:: FRAGMENTO PROPORCIONADO

Esta película gira alrededor de una barriga. Del vientre de una embarazada (Isabelle Carré, la protagonista, lo estuvo de verdad durante el rodaje y aceptó el reto que le propuso el director). La cámara se recrea en su redondez, en su atractivo, en su perfección. La historia orbita alrededor de ese eje junto al que se mueven los personajes desde el momento en que, de una pareja yonqui, sobrevive la chica y fallece el novio tras inyectarse heroína adulterada. Ella recibe tres noticias en el hospital: ha sobrevivido a pesar de meterse lo mismo en vena, su pareja ha muerto y está encinta. Y de ese nexo (el bebé en camino) nace el calor de los personajes, lo que creemos que piensan y sienten y cómo se relacionan entre sí.

::::

• _ACCIONES A REALIZAR_:
1. Copia literalmente el pasaje del fragmento proporcionado que va de "Esta película gira" a "relacionan entre sí.", ambos incluidos.
2. Responde con datos del fragmento proporcionado:
(a) ¿Qué actriz interpreta a la protagonista?
(b) ¿Qué se inyectó el novio antes de fallecer?
(c) ¿Cuántas noticias recibe la chica en el hospital?

:: REGISTROS PROPORCIONADOS

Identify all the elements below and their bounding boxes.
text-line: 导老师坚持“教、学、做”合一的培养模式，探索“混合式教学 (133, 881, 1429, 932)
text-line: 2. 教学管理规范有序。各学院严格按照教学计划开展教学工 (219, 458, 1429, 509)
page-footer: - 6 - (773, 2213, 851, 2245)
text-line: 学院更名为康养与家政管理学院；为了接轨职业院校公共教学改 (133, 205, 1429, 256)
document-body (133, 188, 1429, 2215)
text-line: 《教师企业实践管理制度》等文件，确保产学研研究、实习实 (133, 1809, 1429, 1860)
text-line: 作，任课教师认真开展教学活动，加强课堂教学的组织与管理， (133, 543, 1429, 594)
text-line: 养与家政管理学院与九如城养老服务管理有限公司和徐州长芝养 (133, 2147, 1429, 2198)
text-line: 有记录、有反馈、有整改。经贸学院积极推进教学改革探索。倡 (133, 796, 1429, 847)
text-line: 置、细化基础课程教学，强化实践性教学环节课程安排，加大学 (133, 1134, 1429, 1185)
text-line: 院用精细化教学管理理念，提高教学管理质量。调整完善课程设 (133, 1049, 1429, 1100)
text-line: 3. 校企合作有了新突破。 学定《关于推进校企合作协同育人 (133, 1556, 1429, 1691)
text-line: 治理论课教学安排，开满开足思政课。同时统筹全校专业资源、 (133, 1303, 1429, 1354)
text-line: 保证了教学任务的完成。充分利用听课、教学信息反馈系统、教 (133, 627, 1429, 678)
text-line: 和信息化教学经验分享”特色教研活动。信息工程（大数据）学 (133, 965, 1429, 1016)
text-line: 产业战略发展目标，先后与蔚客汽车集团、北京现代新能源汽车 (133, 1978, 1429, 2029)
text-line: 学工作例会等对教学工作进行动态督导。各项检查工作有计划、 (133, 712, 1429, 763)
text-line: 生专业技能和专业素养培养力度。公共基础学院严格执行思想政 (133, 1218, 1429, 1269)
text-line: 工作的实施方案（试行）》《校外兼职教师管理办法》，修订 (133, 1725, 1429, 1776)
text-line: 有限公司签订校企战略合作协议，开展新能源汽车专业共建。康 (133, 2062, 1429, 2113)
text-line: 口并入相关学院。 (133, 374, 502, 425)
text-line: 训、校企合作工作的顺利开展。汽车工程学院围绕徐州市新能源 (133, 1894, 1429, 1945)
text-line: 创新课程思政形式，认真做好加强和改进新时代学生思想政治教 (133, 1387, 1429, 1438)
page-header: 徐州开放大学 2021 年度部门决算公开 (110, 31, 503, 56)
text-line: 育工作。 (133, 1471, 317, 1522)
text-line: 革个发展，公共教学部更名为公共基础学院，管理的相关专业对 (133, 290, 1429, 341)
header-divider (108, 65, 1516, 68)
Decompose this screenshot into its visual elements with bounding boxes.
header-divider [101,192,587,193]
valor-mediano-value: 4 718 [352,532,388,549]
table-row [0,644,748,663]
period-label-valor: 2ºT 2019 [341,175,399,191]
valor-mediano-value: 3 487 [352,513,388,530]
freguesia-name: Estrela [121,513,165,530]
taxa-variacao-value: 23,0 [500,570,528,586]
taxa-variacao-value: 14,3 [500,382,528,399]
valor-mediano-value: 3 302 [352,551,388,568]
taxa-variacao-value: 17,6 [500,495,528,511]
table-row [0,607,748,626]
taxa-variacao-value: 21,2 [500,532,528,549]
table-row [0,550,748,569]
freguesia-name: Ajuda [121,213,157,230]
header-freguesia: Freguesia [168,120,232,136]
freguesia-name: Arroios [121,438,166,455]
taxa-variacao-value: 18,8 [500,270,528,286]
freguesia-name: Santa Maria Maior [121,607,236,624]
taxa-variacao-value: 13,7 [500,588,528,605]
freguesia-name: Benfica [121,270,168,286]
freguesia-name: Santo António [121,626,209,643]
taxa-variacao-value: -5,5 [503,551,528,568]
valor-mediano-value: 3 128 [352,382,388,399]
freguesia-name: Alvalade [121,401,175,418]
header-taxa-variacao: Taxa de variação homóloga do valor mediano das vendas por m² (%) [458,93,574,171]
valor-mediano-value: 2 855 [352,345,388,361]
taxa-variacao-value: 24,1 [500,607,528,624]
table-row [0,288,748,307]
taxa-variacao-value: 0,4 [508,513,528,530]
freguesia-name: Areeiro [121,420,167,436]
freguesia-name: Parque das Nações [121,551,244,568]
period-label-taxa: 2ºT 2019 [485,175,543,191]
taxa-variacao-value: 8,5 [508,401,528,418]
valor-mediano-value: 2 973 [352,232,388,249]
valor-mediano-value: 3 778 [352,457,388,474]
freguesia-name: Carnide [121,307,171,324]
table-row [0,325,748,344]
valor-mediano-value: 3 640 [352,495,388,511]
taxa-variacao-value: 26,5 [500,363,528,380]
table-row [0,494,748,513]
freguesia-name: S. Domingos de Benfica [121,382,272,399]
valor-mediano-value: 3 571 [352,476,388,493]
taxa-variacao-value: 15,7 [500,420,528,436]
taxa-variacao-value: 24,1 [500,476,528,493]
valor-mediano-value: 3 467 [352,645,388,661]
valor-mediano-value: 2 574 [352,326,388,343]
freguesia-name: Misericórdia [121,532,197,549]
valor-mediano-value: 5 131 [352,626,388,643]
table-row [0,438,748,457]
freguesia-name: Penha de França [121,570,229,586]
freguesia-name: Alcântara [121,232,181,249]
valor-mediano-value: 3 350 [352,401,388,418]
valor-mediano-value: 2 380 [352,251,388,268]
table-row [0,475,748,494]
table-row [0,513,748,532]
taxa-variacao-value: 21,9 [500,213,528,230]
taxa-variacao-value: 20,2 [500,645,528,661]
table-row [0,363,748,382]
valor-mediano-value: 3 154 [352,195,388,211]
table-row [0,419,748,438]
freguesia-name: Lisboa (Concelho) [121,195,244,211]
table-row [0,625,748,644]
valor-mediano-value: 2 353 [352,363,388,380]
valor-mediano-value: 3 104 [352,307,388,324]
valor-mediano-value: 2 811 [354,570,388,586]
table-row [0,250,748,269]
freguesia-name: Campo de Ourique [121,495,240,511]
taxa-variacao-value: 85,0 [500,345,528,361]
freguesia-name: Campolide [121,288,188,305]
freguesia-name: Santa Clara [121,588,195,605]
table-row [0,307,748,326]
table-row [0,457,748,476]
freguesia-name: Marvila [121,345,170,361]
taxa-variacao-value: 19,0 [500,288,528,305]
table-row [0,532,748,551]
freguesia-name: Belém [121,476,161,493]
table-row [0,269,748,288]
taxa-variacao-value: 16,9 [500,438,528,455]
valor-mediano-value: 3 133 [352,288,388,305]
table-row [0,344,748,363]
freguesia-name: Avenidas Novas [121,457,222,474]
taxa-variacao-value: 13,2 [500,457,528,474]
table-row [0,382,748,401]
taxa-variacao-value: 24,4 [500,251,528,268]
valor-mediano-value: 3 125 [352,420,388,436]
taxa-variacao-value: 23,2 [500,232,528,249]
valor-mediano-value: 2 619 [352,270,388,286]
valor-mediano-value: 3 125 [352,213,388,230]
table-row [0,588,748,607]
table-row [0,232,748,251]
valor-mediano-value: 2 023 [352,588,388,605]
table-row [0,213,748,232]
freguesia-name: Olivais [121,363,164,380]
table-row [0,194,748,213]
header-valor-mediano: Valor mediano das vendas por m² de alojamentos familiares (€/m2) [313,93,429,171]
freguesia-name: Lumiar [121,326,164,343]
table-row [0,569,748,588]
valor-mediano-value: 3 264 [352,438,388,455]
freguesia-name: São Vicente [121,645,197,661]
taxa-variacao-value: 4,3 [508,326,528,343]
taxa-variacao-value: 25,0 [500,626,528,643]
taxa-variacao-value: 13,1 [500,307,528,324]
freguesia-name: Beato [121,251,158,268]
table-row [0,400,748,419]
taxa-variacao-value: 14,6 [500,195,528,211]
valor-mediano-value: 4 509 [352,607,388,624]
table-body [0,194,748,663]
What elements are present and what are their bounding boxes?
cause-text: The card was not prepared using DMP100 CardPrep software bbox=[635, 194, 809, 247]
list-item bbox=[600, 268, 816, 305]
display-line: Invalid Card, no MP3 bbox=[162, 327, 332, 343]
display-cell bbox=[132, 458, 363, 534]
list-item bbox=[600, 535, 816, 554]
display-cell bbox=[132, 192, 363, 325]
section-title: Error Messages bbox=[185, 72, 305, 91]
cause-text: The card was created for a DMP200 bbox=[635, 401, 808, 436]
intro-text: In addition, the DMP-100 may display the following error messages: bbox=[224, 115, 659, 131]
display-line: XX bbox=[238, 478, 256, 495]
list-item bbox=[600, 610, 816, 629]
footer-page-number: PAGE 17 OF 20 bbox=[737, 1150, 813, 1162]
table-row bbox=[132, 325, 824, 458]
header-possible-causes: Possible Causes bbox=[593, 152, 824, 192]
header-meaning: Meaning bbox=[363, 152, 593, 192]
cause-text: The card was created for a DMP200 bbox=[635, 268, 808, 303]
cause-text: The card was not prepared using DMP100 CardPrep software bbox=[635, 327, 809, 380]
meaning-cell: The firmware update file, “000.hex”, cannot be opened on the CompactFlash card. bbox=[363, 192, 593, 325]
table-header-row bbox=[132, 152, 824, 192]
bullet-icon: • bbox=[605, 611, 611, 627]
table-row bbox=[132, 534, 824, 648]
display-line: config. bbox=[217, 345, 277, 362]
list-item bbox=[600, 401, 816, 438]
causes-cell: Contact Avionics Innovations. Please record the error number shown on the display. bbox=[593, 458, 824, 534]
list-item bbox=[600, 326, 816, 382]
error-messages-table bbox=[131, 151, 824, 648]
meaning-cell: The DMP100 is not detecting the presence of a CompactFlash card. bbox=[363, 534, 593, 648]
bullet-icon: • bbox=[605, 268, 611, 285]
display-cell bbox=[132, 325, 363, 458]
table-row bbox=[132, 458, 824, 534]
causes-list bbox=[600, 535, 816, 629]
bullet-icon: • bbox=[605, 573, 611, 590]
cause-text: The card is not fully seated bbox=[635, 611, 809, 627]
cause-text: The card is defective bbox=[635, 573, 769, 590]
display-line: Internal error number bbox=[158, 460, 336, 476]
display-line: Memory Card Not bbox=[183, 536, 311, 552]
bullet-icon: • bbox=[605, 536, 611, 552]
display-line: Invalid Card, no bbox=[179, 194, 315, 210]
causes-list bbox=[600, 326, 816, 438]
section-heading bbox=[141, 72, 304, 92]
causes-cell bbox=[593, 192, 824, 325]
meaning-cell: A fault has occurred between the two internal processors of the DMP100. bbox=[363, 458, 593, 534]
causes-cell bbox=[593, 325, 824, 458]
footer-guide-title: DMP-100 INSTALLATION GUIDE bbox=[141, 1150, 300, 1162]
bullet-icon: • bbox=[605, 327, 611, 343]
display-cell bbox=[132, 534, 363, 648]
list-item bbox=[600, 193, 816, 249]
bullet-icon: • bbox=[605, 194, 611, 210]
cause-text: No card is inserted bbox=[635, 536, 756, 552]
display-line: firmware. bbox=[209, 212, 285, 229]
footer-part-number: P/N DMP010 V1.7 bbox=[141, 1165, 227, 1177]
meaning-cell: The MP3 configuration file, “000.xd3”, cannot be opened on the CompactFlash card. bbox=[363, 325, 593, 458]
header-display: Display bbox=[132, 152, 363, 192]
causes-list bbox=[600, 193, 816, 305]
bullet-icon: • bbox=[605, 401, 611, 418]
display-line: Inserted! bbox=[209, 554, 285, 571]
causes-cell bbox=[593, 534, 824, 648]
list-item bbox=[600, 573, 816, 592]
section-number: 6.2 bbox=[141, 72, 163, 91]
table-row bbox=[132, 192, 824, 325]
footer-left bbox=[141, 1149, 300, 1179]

::::

• _RESPUESTAS ESPERADAS_:
1.
Esta película gira alrededor de una barriga. Del vientre de una embarazada (Isabelle Carré, la protagonista, lo estuvo de verdad durante el rodaje y aceptó el reto que le propuso el director). La cámara se recrea en su redondez, en su atractivo, en su perfección. La historia orbita alrededor de ese eje junto al que se mueven los personajes desde el momento en que, de una pareja yonqui, sobrevive la chica y fallece el novio tras inyectarse heroína adulterada. Ella recibe tres noticias en el hospital: ha sobrevivido a pesar de meterse lo mismo en vena, su pareja ha muerto y está encinta. Y de ese nexo (el bebé en camino) nace el calor de los personajes, lo que creemos que piensan y sienten y cómo se relacionan entre sí.

2.
(a) Isabelle Carré.
(b) Heroína adulterada.
(c) Tres.